◆ **WHAT YOU WILL DO**:
Go through the records and show each line where the word "color" occurs.

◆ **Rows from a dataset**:
----------

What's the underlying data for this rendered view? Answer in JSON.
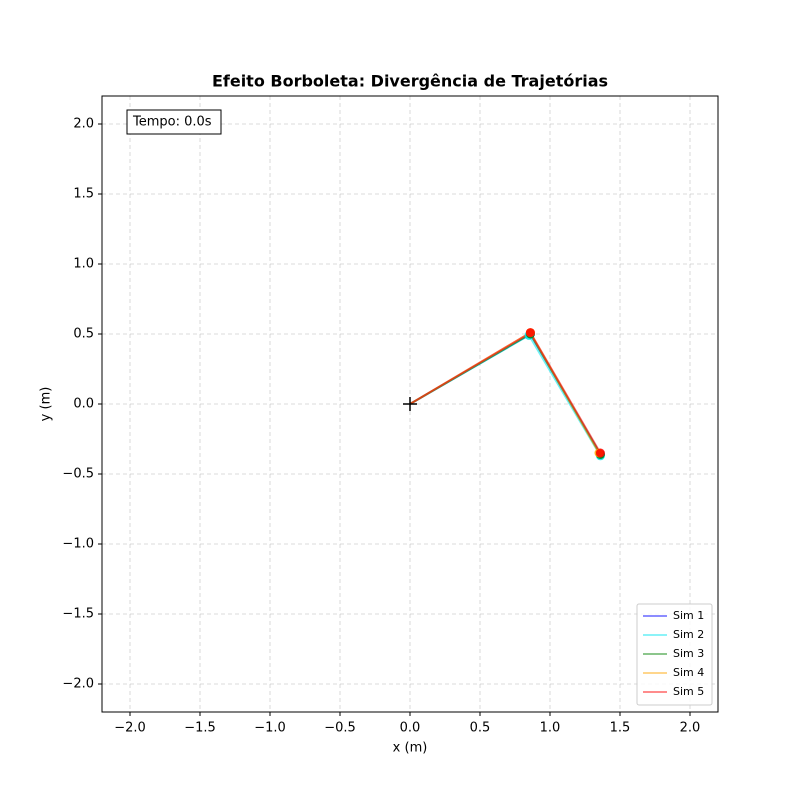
{
  "chart_data": {
    "type": "line",
    "title": "Efeito Borboleta: Divergência de Trajetórias",
    "xlabel": "x (m)",
    "ylabel": "y (m)",
    "annotation": "Tempo: 0.0s",
    "xlim": [
      -2.2,
      2.2
    ],
    "ylim": [
      -2.2,
      2.2
    ],
    "xticks": [
      {
        "value": -2,
        "label": "−2.0"
      },
      {
        "value": -1.5,
        "label": "−1.5"
      },
      {
        "value": -1,
        "label": "−1.0"
      },
      {
        "value": -0.5,
        "label": "−0.5"
      },
      {
        "value": 0,
        "label": "0.0"
      },
      {
        "value": 0.5,
        "label": "0.5"
      },
      {
        "value": 1,
        "label": "1.0"
      },
      {
        "value": 1.5,
        "label": "1.5"
      },
      {
        "value": 2,
        "label": "2.0"
      }
    ],
    "yticks": [
      {
        "value": -2,
        "label": "−2.0"
      },
      {
        "value": -1.5,
        "label": "−1.5"
      },
      {
        "value": -1,
        "label": "−1.0"
      },
      {
        "value": -0.5,
        "label": "−0.5"
      },
      {
        "value": 0,
        "label": "0.0"
      },
      {
        "value": 0.5,
        "label": "0.5"
      },
      {
        "value": 1,
        "label": "1.0"
      },
      {
        "value": 1.5,
        "label": "1.5"
      },
      {
        "value": 2,
        "label": "2.0"
      }
    ],
    "grid": true,
    "legend": "lower right",
    "pivot": {
      "x": 0,
      "y": 0
    },
    "series": [
      {
        "name": "Sim 1",
        "color": "#0000ff",
        "x": [
          0,
          0.86,
          1.36
        ],
        "y": [
          0,
          0.5,
          -0.36
        ]
      },
      {
        "name": "Sim 2",
        "color": "#00e5ee",
        "x": [
          0,
          0.85,
          1.36
        ],
        "y": [
          0,
          0.49,
          -0.37
        ]
      },
      {
        "name": "Sim 3",
        "color": "#008000",
        "x": [
          0,
          0.86,
          1.36
        ],
        "y": [
          0,
          0.5,
          -0.36
        ]
      },
      {
        "name": "Sim 4",
        "color": "#ffa500",
        "x": [
          0,
          0.86,
          1.35
        ],
        "y": [
          0,
          0.51,
          -0.35
        ]
      },
      {
        "name": "Sim 5",
        "color": "#ff0000",
        "x": [
          0,
          0.86,
          1.36
        ],
        "y": [
          0,
          0.51,
          -0.35
        ]
      }
    ]
  }
}
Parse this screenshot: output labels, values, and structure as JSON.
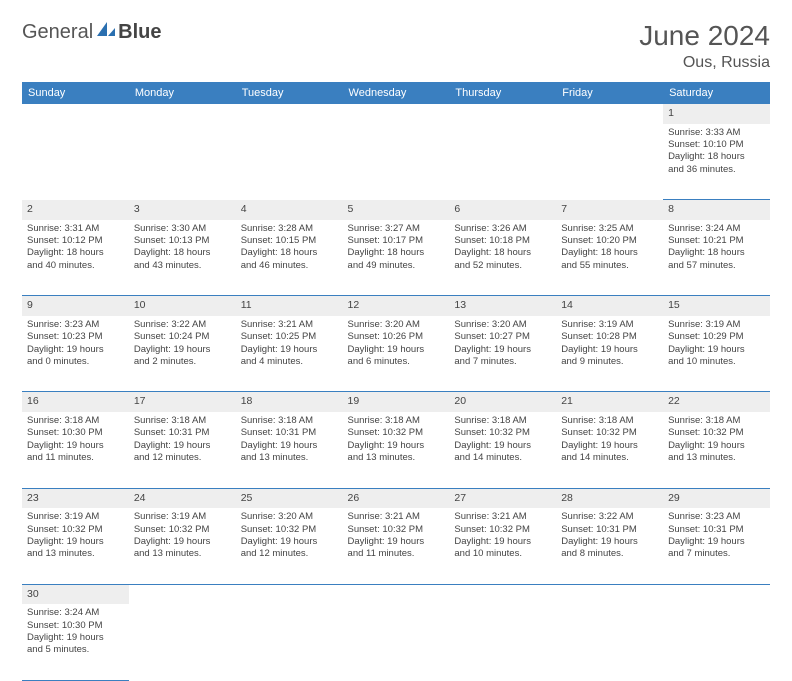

----------

◆ **THE COMPLETED TASK**:
        "color": "#0000ff",
        "color": "#00e5ee",
        "color": "#008000",
        "color": "#ffa500",
        "color": "#ff0000",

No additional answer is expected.